━━━ Provided material

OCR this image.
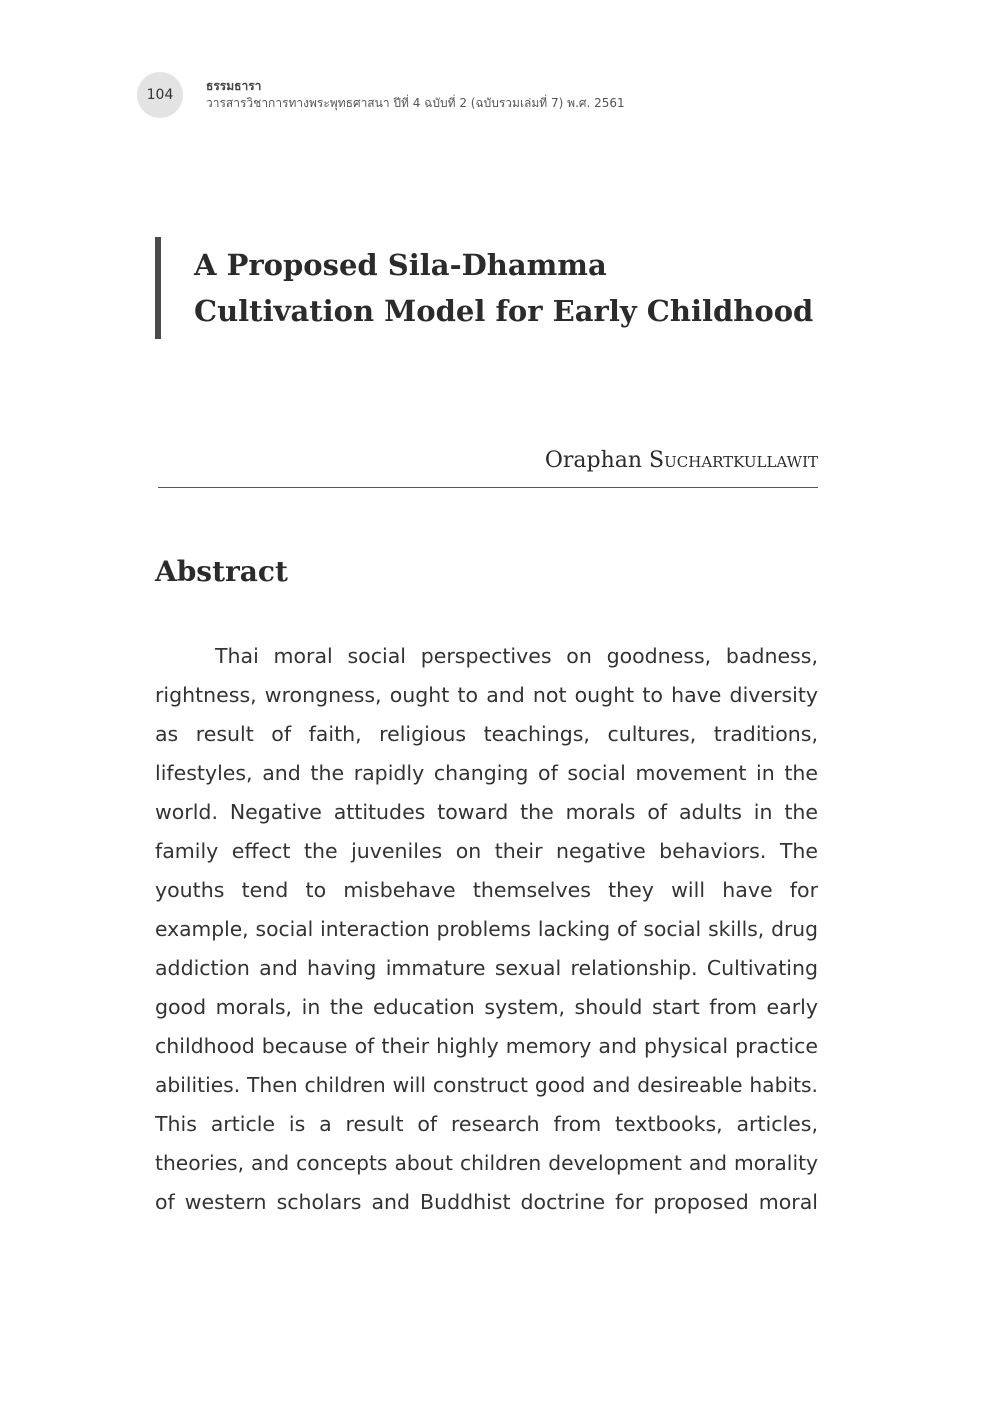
104
ธรรมธารา
วารสารวิชาการทางพระพุทธศาสนา ปีที่ 4 ฉบับที่ 2 (ฉบับรวมเล่มที่ 7) พ.ศ. 2561
A Proposed Sila-Dhamma
Cultivation Model for Early Childhood
Oraphan Suchartkullawit
Abstract
Thai moral social perspectives on goodness, badness,
rightness, wrongness, ought to and not ought to have diversity
as result of faith, religious teachings, cultures, traditions,
lifestyles, and the rapidly changing of social movement in the
world. Negative attitudes toward the morals of adults in the
family effect the juveniles on their negative behaviors. The
youths tend to misbehave themselves they will have for
example, social interaction problems lacking of social skills, drug
addiction and having immature sexual relationship. Cultivating
good morals, in the education system, should start from early
childhood because of their highly memory and physical practice
abilities. Then children will construct good and desireable habits.
This article is a result of research from textbooks, articles,
theories, and concepts about children development and morality
of western scholars and Buddhist doctrine for proposed moral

━━━━━━

Work required | Reproduce the material above in full, exactly, with no images.

Exercise solution |
OCR this image.
104
ธรรมธารา
วารสารวิชาการทางพระพุทธศาสนา ปีที่ 4 ฉบับที่ 2 (ฉบับรวมเล่มที่ 7) พ.ศ. 2561
A Proposed Sila-Dhamma
Cultivation Model for Early Childhood
Oraphan Suchartkullawit
Abstract
Thai moral social perspectives on goodness, badness,
rightness, wrongness, ought to and not ought to have diversity
as result of faith, religious teachings, cultures, traditions,
lifestyles, and the rapidly changing of social movement in the
world. Negative attitudes toward the morals of adults in the
family effect the juveniles on their negative behaviors. The
youths tend to misbehave themselves they will have for
example, social interaction problems lacking of social skills, drug
addiction and having immature sexual relationship. Cultivating
good morals, in the education system, should start from early
childhood because of their highly memory and physical practice
abilities. Then children will construct good and desireable habits.
This article is a result of research from textbooks, articles,
theories, and concepts about children development and morality
of western scholars and Buddhist doctrine for proposed moral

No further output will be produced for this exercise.